- Exercise instructions -
Search the data for the word "claimed" and copy every line where it occurs.

Dataset rows about figures:
━━━━

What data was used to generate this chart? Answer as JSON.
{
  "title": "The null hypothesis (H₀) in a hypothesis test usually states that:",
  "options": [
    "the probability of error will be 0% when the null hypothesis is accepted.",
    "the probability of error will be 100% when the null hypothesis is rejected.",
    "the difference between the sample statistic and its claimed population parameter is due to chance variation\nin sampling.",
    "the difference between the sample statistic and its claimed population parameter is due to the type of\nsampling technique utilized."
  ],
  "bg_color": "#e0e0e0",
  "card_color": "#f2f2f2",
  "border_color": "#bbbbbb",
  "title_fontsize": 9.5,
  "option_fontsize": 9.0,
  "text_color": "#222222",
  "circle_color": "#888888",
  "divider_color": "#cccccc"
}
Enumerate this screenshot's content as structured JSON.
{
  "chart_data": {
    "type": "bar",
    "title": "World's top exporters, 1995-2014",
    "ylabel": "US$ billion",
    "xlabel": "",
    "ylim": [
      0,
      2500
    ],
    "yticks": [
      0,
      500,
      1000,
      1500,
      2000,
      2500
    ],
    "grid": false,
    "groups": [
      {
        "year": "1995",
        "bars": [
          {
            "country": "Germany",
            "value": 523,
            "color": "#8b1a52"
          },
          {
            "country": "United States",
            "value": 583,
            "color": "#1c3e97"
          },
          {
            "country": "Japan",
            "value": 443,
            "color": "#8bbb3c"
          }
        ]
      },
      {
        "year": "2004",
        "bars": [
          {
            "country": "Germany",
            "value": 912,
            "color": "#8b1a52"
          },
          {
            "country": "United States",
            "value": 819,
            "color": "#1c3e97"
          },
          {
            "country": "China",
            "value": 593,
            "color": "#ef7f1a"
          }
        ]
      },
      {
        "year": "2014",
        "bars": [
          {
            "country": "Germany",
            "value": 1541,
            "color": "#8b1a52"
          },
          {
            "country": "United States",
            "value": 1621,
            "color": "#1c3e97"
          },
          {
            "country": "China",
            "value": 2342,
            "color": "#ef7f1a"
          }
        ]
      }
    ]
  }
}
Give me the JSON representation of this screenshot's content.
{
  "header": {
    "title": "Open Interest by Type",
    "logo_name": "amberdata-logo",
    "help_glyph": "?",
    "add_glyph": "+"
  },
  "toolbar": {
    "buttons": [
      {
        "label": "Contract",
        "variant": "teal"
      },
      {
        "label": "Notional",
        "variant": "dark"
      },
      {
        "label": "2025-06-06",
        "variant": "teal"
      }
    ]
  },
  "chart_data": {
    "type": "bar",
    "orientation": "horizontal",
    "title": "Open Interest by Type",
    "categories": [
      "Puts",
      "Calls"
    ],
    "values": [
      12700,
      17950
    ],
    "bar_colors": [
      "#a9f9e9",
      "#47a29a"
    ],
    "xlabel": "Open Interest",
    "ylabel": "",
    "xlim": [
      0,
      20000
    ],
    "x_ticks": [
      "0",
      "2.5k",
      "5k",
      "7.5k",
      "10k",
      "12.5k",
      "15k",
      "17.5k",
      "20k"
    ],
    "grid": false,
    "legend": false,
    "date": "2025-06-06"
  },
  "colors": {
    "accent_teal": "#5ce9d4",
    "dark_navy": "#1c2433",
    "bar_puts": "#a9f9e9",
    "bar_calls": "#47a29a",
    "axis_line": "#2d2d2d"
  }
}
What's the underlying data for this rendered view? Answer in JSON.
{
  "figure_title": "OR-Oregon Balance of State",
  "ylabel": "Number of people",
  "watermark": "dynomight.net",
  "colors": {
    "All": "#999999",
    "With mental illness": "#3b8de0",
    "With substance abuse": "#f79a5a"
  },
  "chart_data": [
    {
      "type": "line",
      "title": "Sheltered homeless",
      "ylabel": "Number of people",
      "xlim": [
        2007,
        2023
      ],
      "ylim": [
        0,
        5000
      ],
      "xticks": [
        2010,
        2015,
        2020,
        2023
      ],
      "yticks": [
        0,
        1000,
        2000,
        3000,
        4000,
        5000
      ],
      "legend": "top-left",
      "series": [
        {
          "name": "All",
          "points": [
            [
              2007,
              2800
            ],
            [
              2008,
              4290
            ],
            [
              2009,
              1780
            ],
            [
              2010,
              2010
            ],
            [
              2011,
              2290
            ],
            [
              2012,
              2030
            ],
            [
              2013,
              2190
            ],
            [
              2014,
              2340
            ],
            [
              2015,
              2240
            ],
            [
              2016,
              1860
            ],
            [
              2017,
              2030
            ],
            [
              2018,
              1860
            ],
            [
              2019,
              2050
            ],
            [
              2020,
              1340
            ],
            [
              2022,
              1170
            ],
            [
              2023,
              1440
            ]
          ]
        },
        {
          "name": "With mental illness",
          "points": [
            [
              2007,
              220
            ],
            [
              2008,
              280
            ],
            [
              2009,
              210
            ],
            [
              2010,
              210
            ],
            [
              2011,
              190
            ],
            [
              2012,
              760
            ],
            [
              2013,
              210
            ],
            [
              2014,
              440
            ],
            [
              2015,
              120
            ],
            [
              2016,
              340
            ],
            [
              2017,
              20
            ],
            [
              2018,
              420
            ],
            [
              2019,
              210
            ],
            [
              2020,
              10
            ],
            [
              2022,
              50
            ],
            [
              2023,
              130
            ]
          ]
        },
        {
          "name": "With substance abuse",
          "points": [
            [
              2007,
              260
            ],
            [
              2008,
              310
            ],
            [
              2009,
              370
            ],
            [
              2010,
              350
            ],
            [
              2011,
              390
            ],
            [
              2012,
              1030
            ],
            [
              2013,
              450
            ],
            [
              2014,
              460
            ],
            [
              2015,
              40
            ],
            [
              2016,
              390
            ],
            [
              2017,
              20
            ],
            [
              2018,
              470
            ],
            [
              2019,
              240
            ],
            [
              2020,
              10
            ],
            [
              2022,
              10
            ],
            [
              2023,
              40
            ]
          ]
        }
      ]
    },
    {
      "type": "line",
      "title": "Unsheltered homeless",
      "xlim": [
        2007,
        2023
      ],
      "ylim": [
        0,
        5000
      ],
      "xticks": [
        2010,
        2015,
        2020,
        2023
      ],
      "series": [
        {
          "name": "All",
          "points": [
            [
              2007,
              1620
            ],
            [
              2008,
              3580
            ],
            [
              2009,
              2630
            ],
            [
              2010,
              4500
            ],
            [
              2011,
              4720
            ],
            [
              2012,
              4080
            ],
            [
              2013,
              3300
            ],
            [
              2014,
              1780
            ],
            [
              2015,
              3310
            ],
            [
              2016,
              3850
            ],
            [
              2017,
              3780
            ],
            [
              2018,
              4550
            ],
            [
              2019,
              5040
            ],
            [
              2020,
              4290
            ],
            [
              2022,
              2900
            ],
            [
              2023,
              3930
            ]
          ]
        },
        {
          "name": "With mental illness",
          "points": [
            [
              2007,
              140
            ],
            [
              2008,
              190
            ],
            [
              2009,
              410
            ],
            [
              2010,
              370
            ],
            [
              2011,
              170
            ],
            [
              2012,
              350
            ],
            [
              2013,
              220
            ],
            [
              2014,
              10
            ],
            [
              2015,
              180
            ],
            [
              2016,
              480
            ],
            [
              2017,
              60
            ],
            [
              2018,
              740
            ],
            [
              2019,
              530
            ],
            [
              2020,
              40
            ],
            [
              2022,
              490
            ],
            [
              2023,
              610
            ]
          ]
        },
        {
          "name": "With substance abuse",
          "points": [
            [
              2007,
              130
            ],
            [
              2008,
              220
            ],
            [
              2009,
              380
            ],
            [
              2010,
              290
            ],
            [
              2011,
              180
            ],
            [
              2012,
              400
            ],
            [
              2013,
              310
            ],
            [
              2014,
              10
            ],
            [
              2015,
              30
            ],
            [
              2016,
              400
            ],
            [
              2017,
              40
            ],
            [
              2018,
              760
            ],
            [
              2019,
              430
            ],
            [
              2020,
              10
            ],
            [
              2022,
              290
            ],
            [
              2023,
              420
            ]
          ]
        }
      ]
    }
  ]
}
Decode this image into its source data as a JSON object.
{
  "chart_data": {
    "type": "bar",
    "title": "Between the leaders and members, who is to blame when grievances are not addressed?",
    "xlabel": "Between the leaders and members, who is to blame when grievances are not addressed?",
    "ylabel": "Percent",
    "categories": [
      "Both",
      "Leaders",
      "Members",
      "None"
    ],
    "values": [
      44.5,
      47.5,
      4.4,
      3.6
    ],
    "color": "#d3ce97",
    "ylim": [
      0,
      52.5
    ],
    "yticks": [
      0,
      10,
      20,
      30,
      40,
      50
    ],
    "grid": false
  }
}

━━━━

- Completed exercise -
    "the difference between the sample statistic and its claimed population parameter is due to chance variation\nin sampling.",
    "the difference between the sample statistic and its claimed population parameter is due to the type of\nsampling technique utilized."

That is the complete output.